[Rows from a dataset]

■ ■ ■ ■ ■

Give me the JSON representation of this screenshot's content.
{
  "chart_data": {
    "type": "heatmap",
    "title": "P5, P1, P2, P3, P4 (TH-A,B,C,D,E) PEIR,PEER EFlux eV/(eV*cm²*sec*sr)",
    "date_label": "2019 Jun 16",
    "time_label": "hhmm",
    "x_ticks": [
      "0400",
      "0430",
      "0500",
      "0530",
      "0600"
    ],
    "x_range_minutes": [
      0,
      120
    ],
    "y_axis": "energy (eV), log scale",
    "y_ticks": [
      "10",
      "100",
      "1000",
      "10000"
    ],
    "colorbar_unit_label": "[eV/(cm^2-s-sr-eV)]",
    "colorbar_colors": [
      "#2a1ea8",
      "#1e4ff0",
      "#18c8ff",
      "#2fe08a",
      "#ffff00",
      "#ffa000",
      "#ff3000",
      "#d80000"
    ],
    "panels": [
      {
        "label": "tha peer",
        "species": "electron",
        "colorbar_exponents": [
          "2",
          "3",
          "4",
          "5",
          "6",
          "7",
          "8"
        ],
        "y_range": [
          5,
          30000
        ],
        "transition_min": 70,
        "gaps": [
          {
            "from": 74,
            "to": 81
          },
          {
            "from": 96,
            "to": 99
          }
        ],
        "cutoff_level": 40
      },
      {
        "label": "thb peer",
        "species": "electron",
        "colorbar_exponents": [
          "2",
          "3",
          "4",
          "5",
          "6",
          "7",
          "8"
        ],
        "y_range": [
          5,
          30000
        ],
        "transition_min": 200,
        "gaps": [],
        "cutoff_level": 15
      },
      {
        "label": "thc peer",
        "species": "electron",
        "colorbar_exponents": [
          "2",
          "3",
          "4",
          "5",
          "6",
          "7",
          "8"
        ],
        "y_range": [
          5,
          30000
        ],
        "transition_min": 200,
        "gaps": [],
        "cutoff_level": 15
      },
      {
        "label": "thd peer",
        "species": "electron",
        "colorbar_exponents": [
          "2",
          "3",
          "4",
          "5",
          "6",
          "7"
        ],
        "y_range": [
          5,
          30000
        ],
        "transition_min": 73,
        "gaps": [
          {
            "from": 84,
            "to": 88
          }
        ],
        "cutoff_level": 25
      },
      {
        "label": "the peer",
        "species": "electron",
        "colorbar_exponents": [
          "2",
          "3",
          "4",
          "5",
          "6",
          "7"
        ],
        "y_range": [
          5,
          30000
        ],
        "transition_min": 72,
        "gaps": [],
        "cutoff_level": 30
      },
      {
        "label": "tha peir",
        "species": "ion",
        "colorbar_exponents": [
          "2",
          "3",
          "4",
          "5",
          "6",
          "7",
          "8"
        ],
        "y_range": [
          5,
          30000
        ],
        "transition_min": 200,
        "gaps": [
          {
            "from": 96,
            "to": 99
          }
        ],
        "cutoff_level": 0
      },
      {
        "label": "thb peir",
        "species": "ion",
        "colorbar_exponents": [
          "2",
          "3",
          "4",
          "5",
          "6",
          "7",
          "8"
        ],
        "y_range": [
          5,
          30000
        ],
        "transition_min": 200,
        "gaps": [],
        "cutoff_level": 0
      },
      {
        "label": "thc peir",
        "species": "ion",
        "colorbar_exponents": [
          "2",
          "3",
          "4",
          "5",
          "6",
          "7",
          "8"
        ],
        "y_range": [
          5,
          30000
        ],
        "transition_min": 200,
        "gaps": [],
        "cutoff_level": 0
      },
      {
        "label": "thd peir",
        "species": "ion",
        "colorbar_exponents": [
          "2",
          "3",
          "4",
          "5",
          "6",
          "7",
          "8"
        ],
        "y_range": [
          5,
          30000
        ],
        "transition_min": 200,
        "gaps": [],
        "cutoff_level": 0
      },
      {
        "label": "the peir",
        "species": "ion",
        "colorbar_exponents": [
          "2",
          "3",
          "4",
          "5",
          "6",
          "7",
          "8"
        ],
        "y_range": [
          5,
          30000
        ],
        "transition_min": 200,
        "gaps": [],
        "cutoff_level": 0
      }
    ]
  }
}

■ ■ ■ ■ ■

*Problem*.
Transcribe each entry precisely, missing none.

*Exercise result*.
Give me the JSON representation of this screenshot's content.
{
  "chart_data": {
    "type": "heatmap",
    "title": "P5, P1, P2, P3, P4 (TH-A,B,C,D,E) PEIR,PEER EFlux eV/(eV*cm²*sec*sr)",
    "date_label": "2019 Jun 16",
    "time_label": "hhmm",
    "x_ticks": [
      "0400",
      "0430",
      "0500",
      "0530",
      "0600"
    ],
    "x_range_minutes": [
      0,
      120
    ],
    "y_axis": "energy (eV), log scale",
    "y_ticks": [
      "10",
      "100",
      "1000",
      "10000"
    ],
    "colorbar_unit_label": "[eV/(cm^2-s-sr-eV)]",
    "colorbar_colors": [
      "#2a1ea8",
      "#1e4ff0",
      "#18c8ff",
      "#2fe08a",
      "#ffff00",
      "#ffa000",
      "#ff3000",
      "#d80000"
    ],
    "panels": [
      {
        "label": "tha peer",
        "species": "electron",
        "colorbar_exponents": [
          "2",
          "3",
          "4",
          "5",
          "6",
          "7",
          "8"
        ],
        "y_range": [
          5,
          30000
        ],
        "transition_min": 70,
        "gaps": [
          {
            "from": 74,
            "to": 81
          },
          {
            "from": 96,
            "to": 99
          }
        ],
        "cutoff_level": 40
      },
      {
        "label": "thb peer",
        "species": "electron",
        "colorbar_exponents": [
          "2",
          "3",
          "4",
          "5",
          "6",
          "7",
          "8"
        ],
        "y_range": [
          5,
          30000
        ],
        "transition_min": 200,
        "gaps": [],
        "cutoff_level": 15
      },
      {
        "label": "thc peer",
        "species": "electron",
        "colorbar_exponents": [
          "2",
          "3",
          "4",
          "5",
          "6",
          "7",
          "8"
        ],
        "y_range": [
          5,
          30000
        ],
        "transition_min": 200,
        "gaps": [],
        "cutoff_level": 15
      },
      {
        "label": "thd peer",
        "species": "electron",
        "colorbar_exponents": [
          "2",
          "3",
          "4",
          "5",
          "6",
          "7"
        ],
        "y_range": [
          5,
          30000
        ],
        "transition_min": 73,
        "gaps": [
          {
            "from": 84,
            "to": 88
          }
        ],
        "cutoff_level": 25
      },
      {
        "label": "the peer",
        "species": "electron",
        "colorbar_exponents": [
          "2",
          "3",
          "4",
          "5",
          "6",
          "7"
        ],
        "y_range": [
          5,
          30000
        ],
        "transition_min": 72,
        "gaps": [],
        "cutoff_level": 30
      },
      {
        "label": "tha peir",
        "species": "ion",
        "colorbar_exponents": [
          "2",
          "3",
          "4",
          "5",
          "6",
          "7",
          "8"
        ],
        "y_range": [
          5,
          30000
        ],
        "transition_min": 200,
        "gaps": [
          {
            "from": 96,
            "to": 99
          }
        ],
        "cutoff_level": 0
      },
      {
        "label": "thb peir",
        "species": "ion",
        "colorbar_exponents": [
          "2",
          "3",
          "4",
          "5",
          "6",
          "7",
          "8"
        ],
        "y_range": [
          5,
          30000
        ],
        "transition_min": 200,
        "gaps": [],
        "cutoff_level": 0
      },
      {
        "label": "thc peir",
        "species": "ion",
        "colorbar_exponents": [
          "2",
          "3",
          "4",
          "5",
          "6",
          "7",
          "8"
        ],
        "y_range": [
          5,
          30000
        ],
        "transition_min": 200,
        "gaps": [],
        "cutoff_level": 0
      },
      {
        "label": "thd peir",
        "species": "ion",
        "colorbar_exponents": [
          "2",
          "3",
          "4",
          "5",
          "6",
          "7",
          "8"
        ],
        "y_range": [
          5,
          30000
        ],
        "transition_min": 200,
        "gaps": [],
        "cutoff_level": 0
      },
      {
        "label": "the peir",
        "species": "ion",
        "colorbar_exponents": [
          "2",
          "3",
          "4",
          "5",
          "6",
          "7",
          "8"
        ],
        "y_range": [
          5,
          30000
        ],
        "transition_min": 200,
        "gaps": [],
        "cutoff_level": 0
      }
    ]
  }
}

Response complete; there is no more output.